[Figure record extracts]
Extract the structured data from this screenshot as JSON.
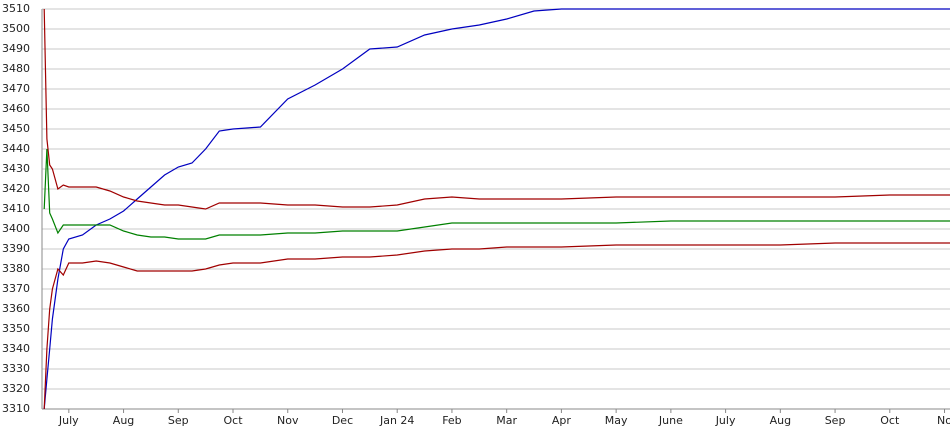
{
  "chart_data": {
    "type": "line",
    "x": [
      -0.45,
      -0.4,
      -0.35,
      -0.3,
      -0.2,
      -0.1,
      0,
      0.25,
      0.5,
      0.75,
      1,
      1.25,
      1.5,
      1.75,
      2,
      2.25,
      2.5,
      2.75,
      3,
      3.5,
      4,
      4.5,
      5,
      5.5,
      6,
      6.5,
      7,
      7.5,
      8,
      8.5,
      9,
      10,
      11,
      12,
      13,
      14,
      15,
      16.1
    ],
    "series": [
      {
        "color": "#0000c0",
        "values": [
          3310,
          3325,
          3340,
          3355,
          3375,
          3390,
          3395,
          3397,
          3402,
          3405,
          3409,
          3415,
          3421,
          3427,
          3431,
          3433,
          3440,
          3449,
          3450,
          3451,
          3465,
          3472,
          3480,
          3490,
          3491,
          3497,
          3500,
          3502,
          3505,
          3509,
          3510,
          3510,
          3510,
          3510,
          3510,
          3510,
          3510,
          3510
        ]
      },
      {
        "color": "#a00000",
        "values": [
          3510,
          3445,
          3432,
          3430,
          3420,
          3422,
          3421,
          3421,
          3421,
          3419,
          3416,
          3414,
          3413,
          3412,
          3412,
          3411,
          3410,
          3413,
          3413,
          3413,
          3412,
          3412,
          3411,
          3411,
          3412,
          3415,
          3416,
          3415,
          3415,
          3415,
          3415,
          3416,
          3416,
          3416,
          3416,
          3416,
          3417,
          3417
        ]
      },
      {
        "color": "#008000",
        "values": [
          3410,
          3440,
          3408,
          3405,
          3398,
          3402,
          3402,
          3402,
          3402,
          3402,
          3399,
          3397,
          3396,
          3396,
          3395,
          3395,
          3395,
          3397,
          3397,
          3397,
          3398,
          3398,
          3399,
          3399,
          3399,
          3401,
          3403,
          3403,
          3403,
          3403,
          3403,
          3403,
          3404,
          3404,
          3404,
          3404,
          3404,
          3404
        ]
      },
      {
        "color": "#a00000",
        "values": [
          3310,
          3340,
          3360,
          3370,
          3380,
          3377,
          3383,
          3383,
          3384,
          3383,
          3381,
          3379,
          3379,
          3379,
          3379,
          3379,
          3380,
          3382,
          3383,
          3383,
          3385,
          3385,
          3386,
          3386,
          3387,
          3389,
          3390,
          3390,
          3391,
          3391,
          3391,
          3392,
          3392,
          3392,
          3392,
          3393,
          3393,
          3393
        ]
      }
    ],
    "xlim": [
      -0.49,
      16.1
    ],
    "xticks": [
      {
        "value": 0,
        "label": "July"
      },
      {
        "value": 1,
        "label": "Aug"
      },
      {
        "value": 2,
        "label": "Sep"
      },
      {
        "value": 3,
        "label": "Oct"
      },
      {
        "value": 4,
        "label": "Nov"
      },
      {
        "value": 5,
        "label": "Dec"
      },
      {
        "value": 6,
        "label": "Jan 24"
      },
      {
        "value": 7,
        "label": "Feb"
      },
      {
        "value": 8,
        "label": "Mar"
      },
      {
        "value": 9,
        "label": "Apr"
      },
      {
        "value": 10,
        "label": "May"
      },
      {
        "value": 11,
        "label": "June"
      },
      {
        "value": 12,
        "label": "July"
      },
      {
        "value": 13,
        "label": "Aug"
      },
      {
        "value": 14,
        "label": "Sep"
      },
      {
        "value": 15,
        "label": "Oct"
      },
      {
        "value": 16,
        "label": "No"
      }
    ],
    "ylim": [
      3310,
      3510
    ],
    "yticks": [
      3310,
      3320,
      3330,
      3340,
      3350,
      3360,
      3370,
      3380,
      3390,
      3400,
      3410,
      3420,
      3430,
      3440,
      3450,
      3460,
      3470,
      3480,
      3490,
      3500,
      3510
    ],
    "grid": true
  }
}
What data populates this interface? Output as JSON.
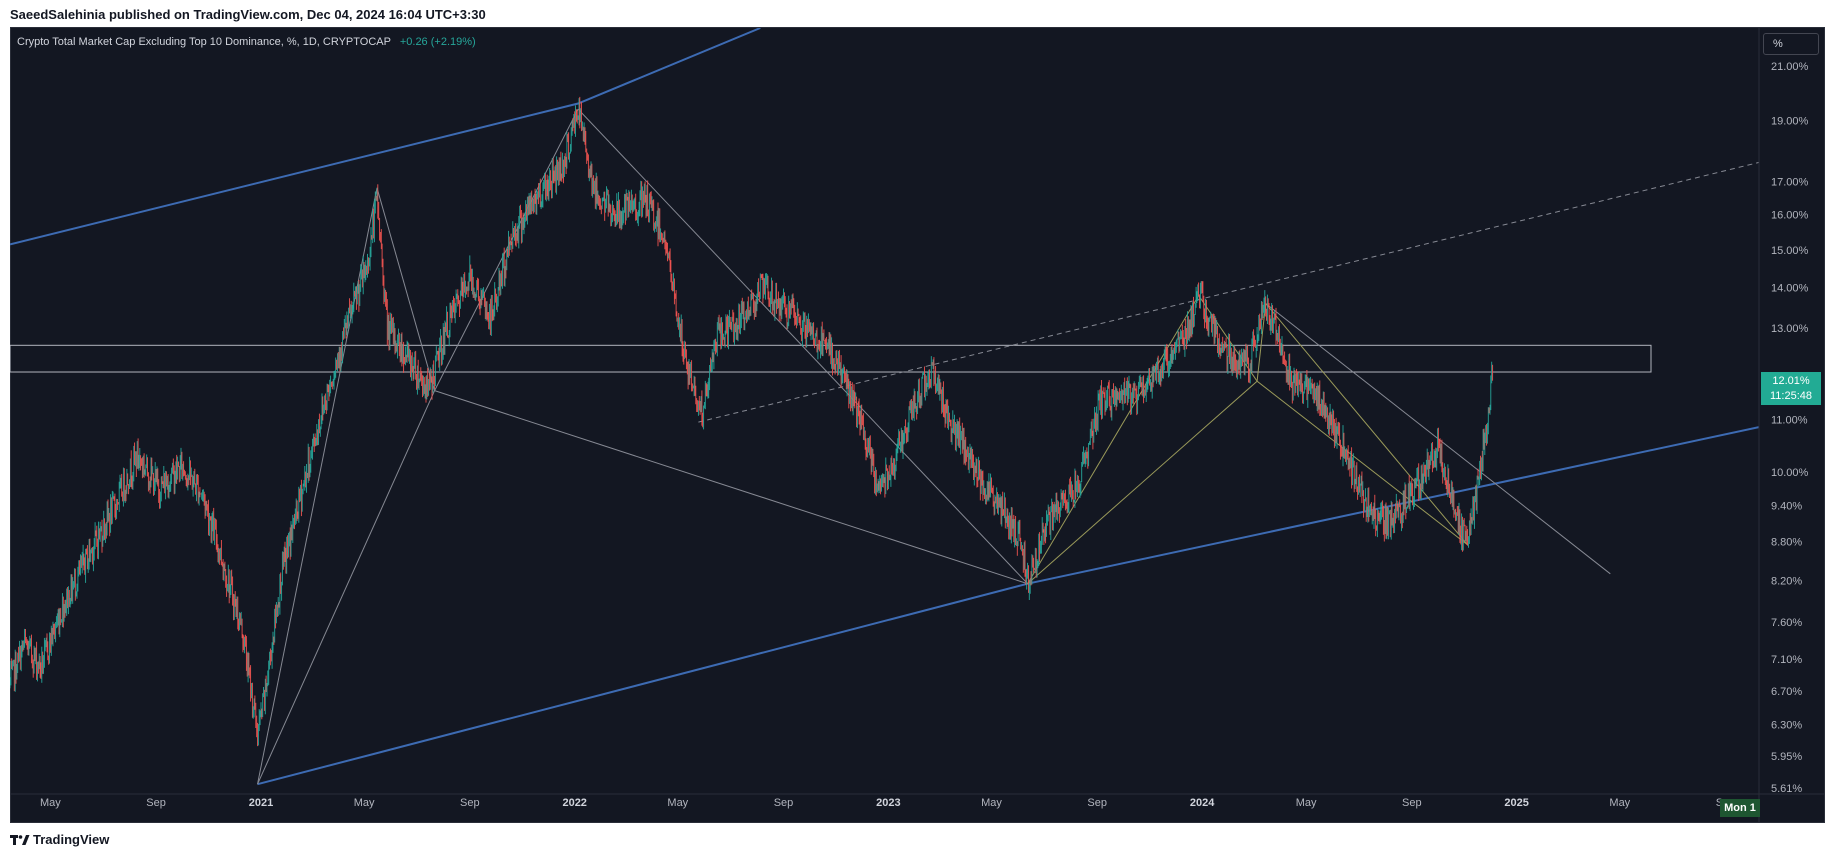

GIVEN PROBLEM = Filter the records above for "color" and copy every matching line.

FINISHED EXERCISE =
        "color": "#0000c0",
        "color": "#a00000",
        "color": "#008000",
        "color": "#a00000",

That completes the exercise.